PROMPT: Return the listing below in full, with every line exactly as it is.

───

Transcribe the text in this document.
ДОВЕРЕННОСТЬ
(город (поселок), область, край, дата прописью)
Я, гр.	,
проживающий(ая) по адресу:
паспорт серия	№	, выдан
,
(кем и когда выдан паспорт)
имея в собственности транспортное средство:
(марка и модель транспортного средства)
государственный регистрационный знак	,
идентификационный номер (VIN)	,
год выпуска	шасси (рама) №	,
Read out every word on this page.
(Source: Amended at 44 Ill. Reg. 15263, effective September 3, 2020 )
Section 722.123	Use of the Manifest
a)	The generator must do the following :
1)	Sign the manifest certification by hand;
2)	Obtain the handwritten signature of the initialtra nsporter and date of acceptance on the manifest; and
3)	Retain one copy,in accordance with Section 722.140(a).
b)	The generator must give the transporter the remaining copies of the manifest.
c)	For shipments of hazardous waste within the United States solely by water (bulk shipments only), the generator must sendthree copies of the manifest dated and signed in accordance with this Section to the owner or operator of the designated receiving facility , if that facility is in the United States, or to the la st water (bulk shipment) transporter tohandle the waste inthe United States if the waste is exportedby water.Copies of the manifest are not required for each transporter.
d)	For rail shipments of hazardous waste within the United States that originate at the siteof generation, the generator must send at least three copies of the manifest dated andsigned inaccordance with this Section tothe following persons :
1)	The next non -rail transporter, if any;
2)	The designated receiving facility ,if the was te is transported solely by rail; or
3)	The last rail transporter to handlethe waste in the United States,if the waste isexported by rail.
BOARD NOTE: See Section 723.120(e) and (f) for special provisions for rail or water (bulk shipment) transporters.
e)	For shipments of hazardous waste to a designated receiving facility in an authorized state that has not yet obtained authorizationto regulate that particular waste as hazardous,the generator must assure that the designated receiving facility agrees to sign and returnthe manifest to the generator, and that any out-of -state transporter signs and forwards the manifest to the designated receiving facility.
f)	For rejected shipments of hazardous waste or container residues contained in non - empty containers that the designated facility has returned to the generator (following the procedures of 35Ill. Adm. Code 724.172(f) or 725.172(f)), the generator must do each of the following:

───

OUTPUT BELOW:
Transcribe the text in this document.
ДОВЕРЕННОСТЬ
(город (поселок), область, край, дата прописью)
Я, гр.	,
проживающий(ая) по адресу:
паспорт серия	№	, выдан
,
(кем и когда выдан паспорт)
имея в собственности транспортное средство:
(марка и модель транспортного средства)
государственный регистрационный знак	,
идентификационный номер (VIN)	,
год выпуска	шасси (рама) №	,
Read out every word on this page.
(Source: Amended at 44 Ill. Reg. 15263, effective September 3, 2020 )
Section 722.123	Use of the Manifest
a)	The generator must do the following :
1)	Sign the manifest certification by hand;
2)	Obtain the handwritten signature of the initialtra nsporter and date of acceptance on the manifest; and
3)	Retain one copy,in accordance with Section 722.140(a).
b)	The generator must give the transporter the remaining copies of the manifest.
c)	For shipments of hazardous waste within the United States solely by water (bulk shipments only), the generator must sendthree copies of the manifest dated and signed in accordance with this Section to the owner or operator of the designated receiving facility , if that facility is in the United States, or to the la st water (bulk shipment) transporter tohandle the waste inthe United States if the waste is exportedby water.Copies of the manifest are not required for each transporter.
d)	For rail shipments of hazardous waste within the United States that originate at the siteof generation, the generator must send at least three copies of the manifest dated andsigned inaccordance with this Section tothe following persons :
1)	The next non -rail transporter, if any;
2)	The designated receiving facility ,if the was te is transported solely by rail; or
3)	The last rail transporter to handlethe waste in the United States,if the waste isexported by rail.
BOARD NOTE: See Section 723.120(e) and (f) for special provisions for rail or water (bulk shipment) transporters.
e)	For shipments of hazardous waste to a designated receiving facility in an authorized state that has not yet obtained authorizationto regulate that particular waste as hazardous,the generator must assure that the designated receiving facility agrees to sign and returnthe manifest to the generator, and that any out-of -state transporter signs and forwards the manifest to the designated receiving facility.
f)	For rejected shipments of hazardous waste or container residues contained in non - empty containers that the designated facility has returned to the generator (following the procedures of 35Ill. Adm. Code 724.172(f) or 725.172(f)), the generator must do each of the following:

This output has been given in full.